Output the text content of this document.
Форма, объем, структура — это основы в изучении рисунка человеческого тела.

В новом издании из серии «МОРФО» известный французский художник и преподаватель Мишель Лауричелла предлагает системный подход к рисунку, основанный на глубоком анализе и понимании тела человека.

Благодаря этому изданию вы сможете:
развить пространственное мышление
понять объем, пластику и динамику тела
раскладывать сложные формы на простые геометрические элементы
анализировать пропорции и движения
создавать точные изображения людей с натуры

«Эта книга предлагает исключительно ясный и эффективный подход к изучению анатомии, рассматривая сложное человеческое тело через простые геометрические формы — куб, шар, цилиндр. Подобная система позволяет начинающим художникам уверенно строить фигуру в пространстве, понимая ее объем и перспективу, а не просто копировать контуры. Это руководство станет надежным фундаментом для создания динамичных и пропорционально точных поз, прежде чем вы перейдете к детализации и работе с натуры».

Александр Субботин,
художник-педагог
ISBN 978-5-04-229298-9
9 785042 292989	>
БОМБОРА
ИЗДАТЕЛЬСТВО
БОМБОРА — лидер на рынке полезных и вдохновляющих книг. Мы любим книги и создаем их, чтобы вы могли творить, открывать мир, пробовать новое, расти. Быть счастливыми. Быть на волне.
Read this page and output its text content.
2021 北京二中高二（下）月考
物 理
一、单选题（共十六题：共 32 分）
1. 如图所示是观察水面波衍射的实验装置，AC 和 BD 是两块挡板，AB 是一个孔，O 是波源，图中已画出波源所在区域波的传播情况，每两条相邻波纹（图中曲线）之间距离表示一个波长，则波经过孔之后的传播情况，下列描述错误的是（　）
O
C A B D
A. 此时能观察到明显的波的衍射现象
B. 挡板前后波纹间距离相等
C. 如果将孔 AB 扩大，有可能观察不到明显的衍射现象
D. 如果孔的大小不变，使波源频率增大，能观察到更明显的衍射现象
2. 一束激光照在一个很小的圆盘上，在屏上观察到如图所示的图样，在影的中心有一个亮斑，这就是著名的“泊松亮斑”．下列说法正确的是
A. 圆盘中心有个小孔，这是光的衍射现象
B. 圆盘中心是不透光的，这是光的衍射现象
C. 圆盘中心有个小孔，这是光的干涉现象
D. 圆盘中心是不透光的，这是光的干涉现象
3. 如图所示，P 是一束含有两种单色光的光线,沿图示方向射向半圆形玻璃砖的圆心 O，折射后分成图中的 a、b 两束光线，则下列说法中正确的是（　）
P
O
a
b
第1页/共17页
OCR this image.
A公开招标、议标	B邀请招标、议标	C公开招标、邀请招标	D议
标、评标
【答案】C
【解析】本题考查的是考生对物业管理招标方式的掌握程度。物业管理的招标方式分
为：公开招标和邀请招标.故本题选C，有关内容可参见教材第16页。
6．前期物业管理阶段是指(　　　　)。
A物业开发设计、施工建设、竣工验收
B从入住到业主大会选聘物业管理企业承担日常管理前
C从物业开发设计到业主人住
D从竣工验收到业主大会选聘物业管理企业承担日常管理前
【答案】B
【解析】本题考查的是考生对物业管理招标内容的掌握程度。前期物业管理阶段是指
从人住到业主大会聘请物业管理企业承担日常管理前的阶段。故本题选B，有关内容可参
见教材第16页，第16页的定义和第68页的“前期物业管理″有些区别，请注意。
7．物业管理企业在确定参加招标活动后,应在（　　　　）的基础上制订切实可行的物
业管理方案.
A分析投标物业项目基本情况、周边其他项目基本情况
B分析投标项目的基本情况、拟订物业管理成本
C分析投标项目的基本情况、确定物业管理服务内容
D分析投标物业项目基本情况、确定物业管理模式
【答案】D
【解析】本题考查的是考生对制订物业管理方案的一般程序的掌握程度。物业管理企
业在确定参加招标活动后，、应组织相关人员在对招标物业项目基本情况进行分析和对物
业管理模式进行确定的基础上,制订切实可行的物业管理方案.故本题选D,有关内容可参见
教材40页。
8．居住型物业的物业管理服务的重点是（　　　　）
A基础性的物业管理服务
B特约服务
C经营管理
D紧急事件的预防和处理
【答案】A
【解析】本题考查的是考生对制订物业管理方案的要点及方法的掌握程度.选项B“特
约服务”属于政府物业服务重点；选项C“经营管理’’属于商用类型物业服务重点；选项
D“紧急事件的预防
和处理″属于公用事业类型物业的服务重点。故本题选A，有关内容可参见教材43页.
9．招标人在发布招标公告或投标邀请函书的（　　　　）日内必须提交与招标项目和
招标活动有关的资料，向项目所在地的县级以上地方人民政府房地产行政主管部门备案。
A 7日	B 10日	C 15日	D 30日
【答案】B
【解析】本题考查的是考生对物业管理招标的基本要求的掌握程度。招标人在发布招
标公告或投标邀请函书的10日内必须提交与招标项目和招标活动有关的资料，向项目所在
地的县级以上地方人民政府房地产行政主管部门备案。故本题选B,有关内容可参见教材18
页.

------------------------------------------------------------------------

Copy out each line exactly.

Output the text content of this document.
Форма, объем, структура — это основы в изучении рисунка человеческого тела.

В новом издании из серии «МОРФО» известный французский художник и преподаватель Мишель Лауричелла предлагает системный подход к рисунку, основанный на глубоком анализе и понимании тела человека.

Благодаря этому изданию вы сможете:
развить пространственное мышление
понять объем, пластику и динамику тела
раскладывать сложные формы на простые геометрические элементы
анализировать пропорции и движения
создавать точные изображения людей с натуры

«Эта книга предлагает исключительно ясный и эффективный подход к изучению анатомии, рассматривая сложное человеческое тело через простые геометрические формы — куб, шар, цилиндр. Подобная система позволяет начинающим художникам уверенно строить фигуру в пространстве, понимая ее объем и перспективу, а не просто копировать контуры. Это руководство станет надежным фундаментом для создания динамичных и пропорционально точных поз, прежде чем вы перейдете к детализации и работе с натуры».

Александр Субботин,
художник-педагог
ISBN 978-5-04-229298-9
9 785042 292989	>
БОМБОРА
ИЗДАТЕЛЬСТВО
БОМБОРА — лидер на рынке полезных и вдохновляющих книг. Мы любим книги и создаем их, чтобы вы могли творить, открывать мир, пробовать новое, расти. Быть счастливыми. Быть на волне.
Read this page and output its text content.
2021 北京二中高二（下）月考
物 理
一、单选题（共十六题：共 32 分）
1. 如图所示是观察水面波衍射的实验装置，AC 和 BD 是两块挡板，AB 是一个孔，O 是波源，图中已画出波源所在区域波的传播情况，每两条相邻波纹（图中曲线）之间距离表示一个波长，则波经过孔之后的传播情况，下列描述错误的是（　）
O
C A B D
A. 此时能观察到明显的波的衍射现象
B. 挡板前后波纹间距离相等
C. 如果将孔 AB 扩大，有可能观察不到明显的衍射现象
D. 如果孔的大小不变，使波源频率增大，能观察到更明显的衍射现象
2. 一束激光照在一个很小的圆盘上，在屏上观察到如图所示的图样，在影的中心有一个亮斑，这就是著名的“泊松亮斑”．下列说法正确的是
A. 圆盘中心有个小孔，这是光的衍射现象
B. 圆盘中心是不透光的，这是光的衍射现象
C. 圆盘中心有个小孔，这是光的干涉现象
D. 圆盘中心是不透光的，这是光的干涉现象
3. 如图所示，P 是一束含有两种单色光的光线,沿图示方向射向半圆形玻璃砖的圆心 O，折射后分成图中的 a、b 两束光线，则下列说法中正确的是（　）
P
O
a
b
第1页/共17页
OCR this image.
A公开招标、议标	B邀请招标、议标	C公开招标、邀请招标	D议
标、评标
【答案】C
【解析】本题考查的是考生对物业管理招标方式的掌握程度。物业管理的招标方式分
为：公开招标和邀请招标.故本题选C，有关内容可参见教材第16页。
6．前期物业管理阶段是指(　　　　)。
A物业开发设计、施工建设、竣工验收
B从入住到业主大会选聘物业管理企业承担日常管理前
C从物业开发设计到业主人住
D从竣工验收到业主大会选聘物业管理企业承担日常管理前
【答案】B
【解析】本题考查的是考生对物业管理招标内容的掌握程度。前期物业管理阶段是指
从人住到业主大会聘请物业管理企业承担日常管理前的阶段。故本题选B，有关内容可参
见教材第16页，第16页的定义和第68页的“前期物业管理″有些区别，请注意。
7．物业管理企业在确定参加招标活动后,应在（　　　　）的基础上制订切实可行的物
业管理方案.
A分析投标物业项目基本情况、周边其他项目基本情况
B分析投标项目的基本情况、拟订物业管理成本
C分析投标项目的基本情况、确定物业管理服务内容
D分析投标物业项目基本情况、确定物业管理模式
【答案】D
【解析】本题考查的是考生对制订物业管理方案的一般程序的掌握程度。物业管理企
业在确定参加招标活动后，、应组织相关人员在对招标物业项目基本情况进行分析和对物
业管理模式进行确定的基础上,制订切实可行的物业管理方案.故本题选D,有关内容可参见
教材40页。
8．居住型物业的物业管理服务的重点是（　　　　）
A基础性的物业管理服务
B特约服务
C经营管理
D紧急事件的预防和处理
【答案】A
【解析】本题考查的是考生对制订物业管理方案的要点及方法的掌握程度.选项B“特
约服务”属于政府物业服务重点；选项C“经营管理’’属于商用类型物业服务重点；选项
D“紧急事件的预防
和处理″属于公用事业类型物业的服务重点。故本题选A，有关内容可参见教材43页.
9．招标人在发布招标公告或投标邀请函书的（　　　　）日内必须提交与招标项目和
招标活动有关的资料，向项目所在地的县级以上地方人民政府房地产行政主管部门备案。
A 7日	B 10日	C 15日	D 30日
【答案】B
【解析】本题考查的是考生对物业管理招标的基本要求的掌握程度。招标人在发布招
标公告或投标邀请函书的10日内必须提交与招标项目和招标活动有关的资料，向项目所在
地的县级以上地方人民政府房地产行政主管部门备案。故本题选B,有关内容可参见教材18
页.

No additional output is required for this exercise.